[Document understanding data]
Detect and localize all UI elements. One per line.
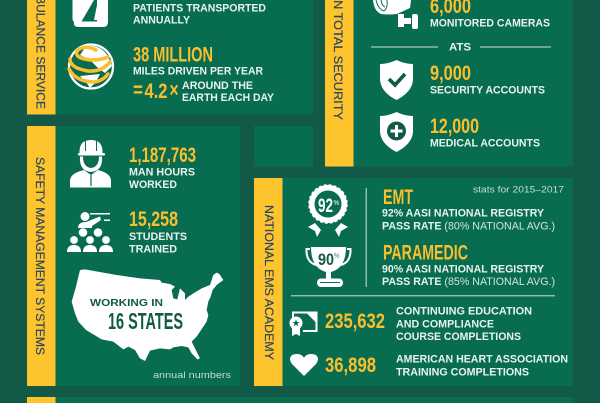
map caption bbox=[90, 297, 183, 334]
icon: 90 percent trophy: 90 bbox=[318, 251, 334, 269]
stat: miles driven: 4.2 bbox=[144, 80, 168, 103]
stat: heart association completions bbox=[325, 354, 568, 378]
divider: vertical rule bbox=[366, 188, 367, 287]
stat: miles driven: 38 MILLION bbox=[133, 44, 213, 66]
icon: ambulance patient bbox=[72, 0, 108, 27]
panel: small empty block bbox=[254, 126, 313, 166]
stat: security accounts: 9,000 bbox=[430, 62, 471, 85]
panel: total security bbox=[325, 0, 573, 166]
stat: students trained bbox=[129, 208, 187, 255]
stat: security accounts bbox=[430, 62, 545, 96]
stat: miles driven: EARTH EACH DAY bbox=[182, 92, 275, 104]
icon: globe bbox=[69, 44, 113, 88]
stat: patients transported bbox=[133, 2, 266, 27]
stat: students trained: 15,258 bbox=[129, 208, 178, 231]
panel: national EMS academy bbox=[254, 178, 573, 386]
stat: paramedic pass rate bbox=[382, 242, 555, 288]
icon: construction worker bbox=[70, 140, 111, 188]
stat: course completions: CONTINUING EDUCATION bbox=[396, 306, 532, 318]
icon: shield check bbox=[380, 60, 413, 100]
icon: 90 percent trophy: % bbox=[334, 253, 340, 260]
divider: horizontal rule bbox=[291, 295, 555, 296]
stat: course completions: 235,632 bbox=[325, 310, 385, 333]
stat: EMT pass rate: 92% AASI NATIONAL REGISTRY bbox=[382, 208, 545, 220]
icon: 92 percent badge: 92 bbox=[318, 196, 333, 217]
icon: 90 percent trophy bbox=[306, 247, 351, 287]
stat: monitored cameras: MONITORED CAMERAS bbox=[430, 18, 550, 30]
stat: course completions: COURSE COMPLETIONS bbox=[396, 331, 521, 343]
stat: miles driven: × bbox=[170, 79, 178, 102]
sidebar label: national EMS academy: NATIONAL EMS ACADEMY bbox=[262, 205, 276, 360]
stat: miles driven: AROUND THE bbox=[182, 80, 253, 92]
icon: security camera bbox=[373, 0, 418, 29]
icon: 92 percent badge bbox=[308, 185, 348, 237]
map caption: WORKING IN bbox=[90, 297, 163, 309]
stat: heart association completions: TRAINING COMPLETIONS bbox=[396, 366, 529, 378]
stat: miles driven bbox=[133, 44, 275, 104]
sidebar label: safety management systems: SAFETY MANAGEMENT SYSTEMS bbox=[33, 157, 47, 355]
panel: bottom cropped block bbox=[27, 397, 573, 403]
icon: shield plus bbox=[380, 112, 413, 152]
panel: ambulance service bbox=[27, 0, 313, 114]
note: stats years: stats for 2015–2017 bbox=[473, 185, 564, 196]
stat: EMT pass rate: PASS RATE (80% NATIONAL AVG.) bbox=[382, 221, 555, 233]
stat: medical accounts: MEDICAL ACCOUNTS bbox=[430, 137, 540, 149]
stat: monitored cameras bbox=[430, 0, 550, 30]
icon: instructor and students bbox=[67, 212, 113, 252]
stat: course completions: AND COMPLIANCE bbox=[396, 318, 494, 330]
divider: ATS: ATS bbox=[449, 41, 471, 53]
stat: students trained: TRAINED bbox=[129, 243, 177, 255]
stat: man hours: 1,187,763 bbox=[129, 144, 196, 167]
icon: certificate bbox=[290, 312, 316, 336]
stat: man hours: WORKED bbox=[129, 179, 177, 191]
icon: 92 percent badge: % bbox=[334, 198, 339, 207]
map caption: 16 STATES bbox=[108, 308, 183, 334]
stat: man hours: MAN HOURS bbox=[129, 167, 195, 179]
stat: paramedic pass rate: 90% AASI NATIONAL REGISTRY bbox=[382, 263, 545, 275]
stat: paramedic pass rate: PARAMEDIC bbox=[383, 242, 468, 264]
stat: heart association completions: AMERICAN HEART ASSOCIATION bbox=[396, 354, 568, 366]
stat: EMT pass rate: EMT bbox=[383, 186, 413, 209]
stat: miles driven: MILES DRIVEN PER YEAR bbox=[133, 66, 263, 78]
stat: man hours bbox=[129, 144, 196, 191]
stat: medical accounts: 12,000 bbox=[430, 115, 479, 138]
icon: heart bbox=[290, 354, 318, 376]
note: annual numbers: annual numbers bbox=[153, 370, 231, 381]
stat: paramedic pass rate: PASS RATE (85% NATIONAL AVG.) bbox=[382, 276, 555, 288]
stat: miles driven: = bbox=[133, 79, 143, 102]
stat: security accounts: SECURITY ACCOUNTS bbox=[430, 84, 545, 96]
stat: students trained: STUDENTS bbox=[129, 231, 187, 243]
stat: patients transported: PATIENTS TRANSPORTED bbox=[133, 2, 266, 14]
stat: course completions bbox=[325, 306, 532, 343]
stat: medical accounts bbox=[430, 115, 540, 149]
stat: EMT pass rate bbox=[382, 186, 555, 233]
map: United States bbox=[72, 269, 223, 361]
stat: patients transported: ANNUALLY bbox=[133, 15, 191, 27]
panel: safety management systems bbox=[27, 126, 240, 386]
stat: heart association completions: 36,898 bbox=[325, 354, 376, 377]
...
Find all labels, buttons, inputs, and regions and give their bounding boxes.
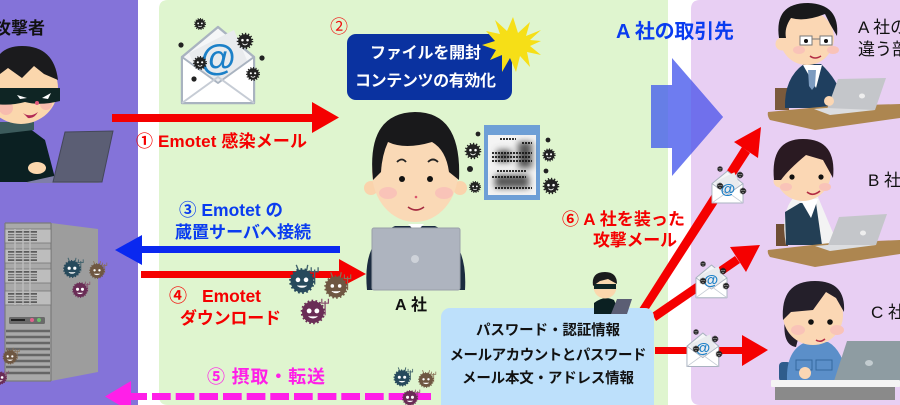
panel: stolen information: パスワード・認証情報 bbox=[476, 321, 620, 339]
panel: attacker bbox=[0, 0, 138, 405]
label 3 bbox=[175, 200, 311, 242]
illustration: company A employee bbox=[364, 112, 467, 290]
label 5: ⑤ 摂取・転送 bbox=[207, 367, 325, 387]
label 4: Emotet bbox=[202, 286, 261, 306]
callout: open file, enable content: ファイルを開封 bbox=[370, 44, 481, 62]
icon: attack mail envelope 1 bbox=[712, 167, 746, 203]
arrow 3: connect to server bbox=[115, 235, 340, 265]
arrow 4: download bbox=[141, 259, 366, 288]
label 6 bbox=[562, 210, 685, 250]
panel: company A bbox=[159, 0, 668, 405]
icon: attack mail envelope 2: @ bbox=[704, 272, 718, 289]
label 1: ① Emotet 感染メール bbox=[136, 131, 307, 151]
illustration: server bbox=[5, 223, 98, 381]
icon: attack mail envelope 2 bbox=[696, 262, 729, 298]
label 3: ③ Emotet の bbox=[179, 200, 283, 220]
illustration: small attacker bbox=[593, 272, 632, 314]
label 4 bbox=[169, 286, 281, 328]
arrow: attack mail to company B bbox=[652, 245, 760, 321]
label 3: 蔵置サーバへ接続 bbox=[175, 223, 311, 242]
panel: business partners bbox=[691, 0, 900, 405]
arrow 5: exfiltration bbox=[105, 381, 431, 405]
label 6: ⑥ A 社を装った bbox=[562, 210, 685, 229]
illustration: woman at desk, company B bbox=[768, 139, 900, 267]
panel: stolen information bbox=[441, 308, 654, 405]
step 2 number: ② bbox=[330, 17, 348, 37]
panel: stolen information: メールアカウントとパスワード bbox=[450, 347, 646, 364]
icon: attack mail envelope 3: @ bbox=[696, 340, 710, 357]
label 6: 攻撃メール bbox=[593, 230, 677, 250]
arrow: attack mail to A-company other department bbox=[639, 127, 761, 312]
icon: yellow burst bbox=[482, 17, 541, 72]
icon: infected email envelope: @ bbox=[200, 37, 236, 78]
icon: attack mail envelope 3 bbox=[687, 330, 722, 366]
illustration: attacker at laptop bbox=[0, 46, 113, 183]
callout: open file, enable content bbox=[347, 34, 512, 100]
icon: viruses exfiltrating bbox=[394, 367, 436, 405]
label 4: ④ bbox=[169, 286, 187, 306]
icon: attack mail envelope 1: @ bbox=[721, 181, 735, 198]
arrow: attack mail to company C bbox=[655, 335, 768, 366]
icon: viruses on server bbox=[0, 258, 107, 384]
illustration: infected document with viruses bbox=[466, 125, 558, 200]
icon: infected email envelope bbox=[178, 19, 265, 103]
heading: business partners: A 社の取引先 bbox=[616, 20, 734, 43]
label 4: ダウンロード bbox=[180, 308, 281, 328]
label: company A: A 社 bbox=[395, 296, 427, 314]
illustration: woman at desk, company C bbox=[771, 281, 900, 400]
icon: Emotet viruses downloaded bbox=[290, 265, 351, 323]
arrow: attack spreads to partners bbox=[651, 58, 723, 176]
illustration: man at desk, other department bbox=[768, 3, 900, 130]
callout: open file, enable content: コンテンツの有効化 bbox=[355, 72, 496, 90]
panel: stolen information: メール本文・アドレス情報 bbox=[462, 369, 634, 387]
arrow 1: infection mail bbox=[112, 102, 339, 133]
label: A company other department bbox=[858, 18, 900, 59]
* * *
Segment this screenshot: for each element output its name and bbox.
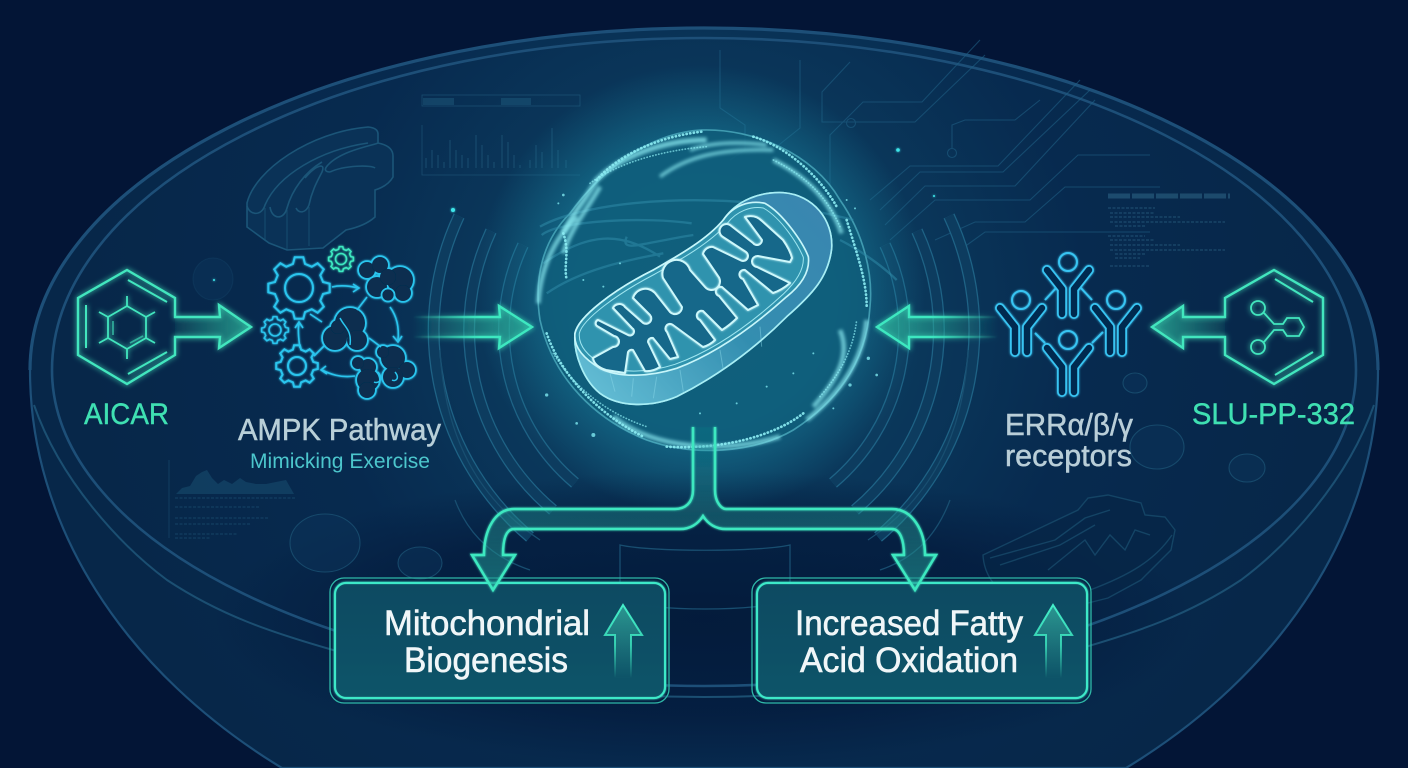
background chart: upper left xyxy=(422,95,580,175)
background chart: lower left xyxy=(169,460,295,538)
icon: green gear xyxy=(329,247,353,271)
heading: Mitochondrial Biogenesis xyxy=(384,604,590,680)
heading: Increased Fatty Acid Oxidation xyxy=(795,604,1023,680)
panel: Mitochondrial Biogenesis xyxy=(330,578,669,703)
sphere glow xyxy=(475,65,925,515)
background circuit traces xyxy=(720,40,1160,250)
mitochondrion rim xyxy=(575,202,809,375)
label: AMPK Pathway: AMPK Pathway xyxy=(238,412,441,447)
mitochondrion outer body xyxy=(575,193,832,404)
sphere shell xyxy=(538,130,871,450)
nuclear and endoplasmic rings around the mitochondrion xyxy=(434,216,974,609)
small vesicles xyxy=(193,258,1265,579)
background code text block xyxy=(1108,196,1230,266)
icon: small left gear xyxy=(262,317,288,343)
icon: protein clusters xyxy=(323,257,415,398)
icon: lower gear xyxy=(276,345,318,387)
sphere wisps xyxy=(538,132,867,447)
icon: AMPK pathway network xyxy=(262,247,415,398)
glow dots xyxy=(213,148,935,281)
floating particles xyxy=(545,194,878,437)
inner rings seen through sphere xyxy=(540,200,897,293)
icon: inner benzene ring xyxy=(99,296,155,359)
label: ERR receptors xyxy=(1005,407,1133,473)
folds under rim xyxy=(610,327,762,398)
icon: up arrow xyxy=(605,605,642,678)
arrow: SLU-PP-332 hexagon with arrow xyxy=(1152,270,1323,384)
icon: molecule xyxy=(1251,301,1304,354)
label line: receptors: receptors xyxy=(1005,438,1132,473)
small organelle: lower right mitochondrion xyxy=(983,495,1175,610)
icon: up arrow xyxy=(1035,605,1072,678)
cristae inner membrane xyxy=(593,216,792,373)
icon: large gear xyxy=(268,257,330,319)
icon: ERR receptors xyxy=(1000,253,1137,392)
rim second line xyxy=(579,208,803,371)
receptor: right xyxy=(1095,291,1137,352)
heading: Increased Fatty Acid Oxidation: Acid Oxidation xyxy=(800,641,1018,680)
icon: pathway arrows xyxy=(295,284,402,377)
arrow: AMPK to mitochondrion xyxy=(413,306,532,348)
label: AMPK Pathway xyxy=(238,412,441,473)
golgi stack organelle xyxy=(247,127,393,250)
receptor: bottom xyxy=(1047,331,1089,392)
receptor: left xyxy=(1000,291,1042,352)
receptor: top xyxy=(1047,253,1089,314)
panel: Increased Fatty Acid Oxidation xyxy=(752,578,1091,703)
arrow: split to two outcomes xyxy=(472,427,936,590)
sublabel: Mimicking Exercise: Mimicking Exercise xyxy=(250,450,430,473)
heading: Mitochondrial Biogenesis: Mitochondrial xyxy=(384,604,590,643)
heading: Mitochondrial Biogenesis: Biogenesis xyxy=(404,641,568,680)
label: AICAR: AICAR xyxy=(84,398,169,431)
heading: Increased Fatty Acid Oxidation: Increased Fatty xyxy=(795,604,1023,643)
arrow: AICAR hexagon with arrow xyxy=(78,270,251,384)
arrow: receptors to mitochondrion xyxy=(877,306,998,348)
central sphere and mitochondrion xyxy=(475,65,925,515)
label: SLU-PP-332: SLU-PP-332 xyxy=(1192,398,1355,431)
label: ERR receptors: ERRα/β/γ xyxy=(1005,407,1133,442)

Task description: The word "ambulance" appears in some lines of the data. Copy every one of those lines.

Expected answer:
icon: ambulance patient bbox=[72, 0, 108, 27]
panel: ambulance service bbox=[27, 0, 313, 114]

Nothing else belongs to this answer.